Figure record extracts
>>>

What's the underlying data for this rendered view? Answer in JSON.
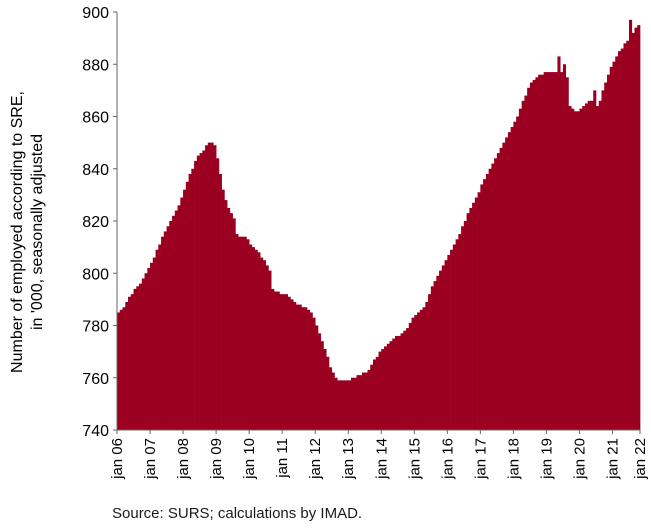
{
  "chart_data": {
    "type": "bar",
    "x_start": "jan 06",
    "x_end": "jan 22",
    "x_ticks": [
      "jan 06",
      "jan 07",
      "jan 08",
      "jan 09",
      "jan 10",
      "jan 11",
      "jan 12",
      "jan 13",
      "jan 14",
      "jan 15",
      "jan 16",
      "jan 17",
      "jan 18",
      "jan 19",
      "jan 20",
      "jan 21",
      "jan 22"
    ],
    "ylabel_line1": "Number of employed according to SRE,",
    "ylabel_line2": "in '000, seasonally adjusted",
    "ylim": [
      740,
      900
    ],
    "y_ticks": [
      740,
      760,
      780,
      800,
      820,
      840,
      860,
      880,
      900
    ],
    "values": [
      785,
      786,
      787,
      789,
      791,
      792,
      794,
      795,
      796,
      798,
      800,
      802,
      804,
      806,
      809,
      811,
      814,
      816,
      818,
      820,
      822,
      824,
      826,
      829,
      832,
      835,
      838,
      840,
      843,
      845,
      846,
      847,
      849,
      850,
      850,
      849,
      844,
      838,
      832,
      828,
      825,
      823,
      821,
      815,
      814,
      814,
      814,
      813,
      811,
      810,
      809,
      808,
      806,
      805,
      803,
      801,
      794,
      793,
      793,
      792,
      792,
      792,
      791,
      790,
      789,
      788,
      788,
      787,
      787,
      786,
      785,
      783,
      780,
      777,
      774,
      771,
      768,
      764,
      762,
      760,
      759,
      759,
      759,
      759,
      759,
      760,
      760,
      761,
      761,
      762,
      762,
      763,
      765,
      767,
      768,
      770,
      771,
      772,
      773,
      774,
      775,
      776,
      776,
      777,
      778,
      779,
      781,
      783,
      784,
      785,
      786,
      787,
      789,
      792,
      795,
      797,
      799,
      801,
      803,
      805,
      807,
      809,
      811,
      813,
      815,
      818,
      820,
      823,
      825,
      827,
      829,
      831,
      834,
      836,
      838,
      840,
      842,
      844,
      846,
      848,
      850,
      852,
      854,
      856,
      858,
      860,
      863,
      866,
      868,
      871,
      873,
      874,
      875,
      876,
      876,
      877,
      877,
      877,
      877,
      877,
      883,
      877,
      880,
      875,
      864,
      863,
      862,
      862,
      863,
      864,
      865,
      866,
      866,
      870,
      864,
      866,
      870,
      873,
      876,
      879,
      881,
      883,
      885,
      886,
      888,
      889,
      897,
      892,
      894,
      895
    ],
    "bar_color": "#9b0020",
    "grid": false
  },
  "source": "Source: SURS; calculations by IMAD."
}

<<<

The exercise: Every line of text is to be repeated exactly; pictures are left out.

The answer:
What's the underlying data for this rendered view? Answer in JSON.
{
  "chart_data": {
    "type": "bar",
    "x_start": "jan 06",
    "x_end": "jan 22",
    "x_ticks": [
      "jan 06",
      "jan 07",
      "jan 08",
      "jan 09",
      "jan 10",
      "jan 11",
      "jan 12",
      "jan 13",
      "jan 14",
      "jan 15",
      "jan 16",
      "jan 17",
      "jan 18",
      "jan 19",
      "jan 20",
      "jan 21",
      "jan 22"
    ],
    "ylabel_line1": "Number of employed according to SRE,",
    "ylabel_line2": "in '000, seasonally adjusted",
    "ylim": [
      740,
      900
    ],
    "y_ticks": [
      740,
      760,
      780,
      800,
      820,
      840,
      860,
      880,
      900
    ],
    "values": [
      785,
      786,
      787,
      789,
      791,
      792,
      794,
      795,
      796,
      798,
      800,
      802,
      804,
      806,
      809,
      811,
      814,
      816,
      818,
      820,
      822,
      824,
      826,
      829,
      832,
      835,
      838,
      840,
      843,
      845,
      846,
      847,
      849,
      850,
      850,
      849,
      844,
      838,
      832,
      828,
      825,
      823,
      821,
      815,
      814,
      814,
      814,
      813,
      811,
      810,
      809,
      808,
      806,
      805,
      803,
      801,
      794,
      793,
      793,
      792,
      792,
      792,
      791,
      790,
      789,
      788,
      788,
      787,
      787,
      786,
      785,
      783,
      780,
      777,
      774,
      771,
      768,
      764,
      762,
      760,
      759,
      759,
      759,
      759,
      759,
      760,
      760,
      761,
      761,
      762,
      762,
      763,
      765,
      767,
      768,
      770,
      771,
      772,
      773,
      774,
      775,
      776,
      776,
      777,
      778,
      779,
      781,
      783,
      784,
      785,
      786,
      787,
      789,
      792,
      795,
      797,
      799,
      801,
      803,
      805,
      807,
      809,
      811,
      813,
      815,
      818,
      820,
      823,
      825,
      827,
      829,
      831,
      834,
      836,
      838,
      840,
      842,
      844,
      846,
      848,
      850,
      852,
      854,
      856,
      858,
      860,
      863,
      866,
      868,
      871,
      873,
      874,
      875,
      876,
      876,
      877,
      877,
      877,
      877,
      877,
      883,
      877,
      880,
      875,
      864,
      863,
      862,
      862,
      863,
      864,
      865,
      866,
      866,
      870,
      864,
      866,
      870,
      873,
      876,
      879,
      881,
      883,
      885,
      886,
      888,
      889,
      897,
      892,
      894,
      895
    ],
    "bar_color": "#9b0020",
    "grid": false
  },
  "source": "Source: SURS; calculations by IMAD."
}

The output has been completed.